-- begin --

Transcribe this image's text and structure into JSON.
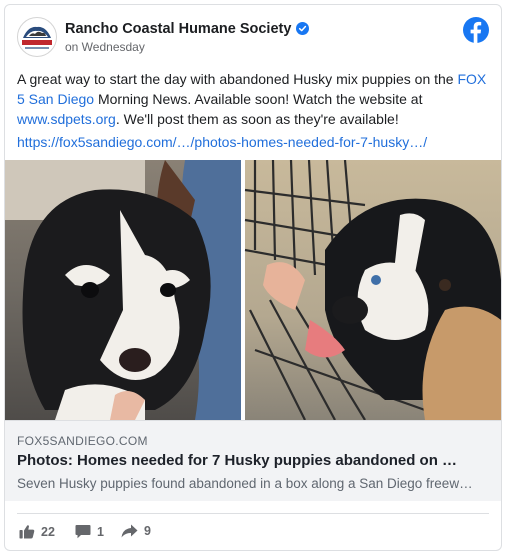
{
  "post": {
    "page_name": "Rancho Coastal Humane Society",
    "time": "on Wednesday",
    "text_before_link1": "A great way to start the day with abandoned Husky mix puppies on the ",
    "link1": "FOX 5 San Diego",
    "text_between": " Morning News. Available soon! Watch the website at ",
    "link2": "www.sdpets.org",
    "text_after": ". We'll post them as soon as they're available!",
    "url": "https://fox5sandiego.com/…/photos-homes-needed-for-7-husky…/"
  },
  "avatar": {
    "line1": "RANCHO COASTAL",
    "line2": "HUMANE SOCIETY"
  },
  "link_preview": {
    "domain": "FOX5SANDIEGO.COM",
    "headline": "Photos: Homes needed for 7 Husky puppies abandoned on …",
    "description": "Seven Husky puppies found abandoned in a box along a San Diego freew…"
  },
  "stats": {
    "likes": "22",
    "comments": "1",
    "shares": "9"
  },
  "colors": {
    "brand_blue": "#1877f2",
    "link": "#216fdb",
    "muted": "#65676b"
  },
  "icons": [
    "verified-badge-icon",
    "facebook-logo-icon",
    "like-icon",
    "comment-icon",
    "share-icon"
  ]
}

-- end --

In the entries above, count each line with "abandoned"; reply with the total only.

OUTPUT:
3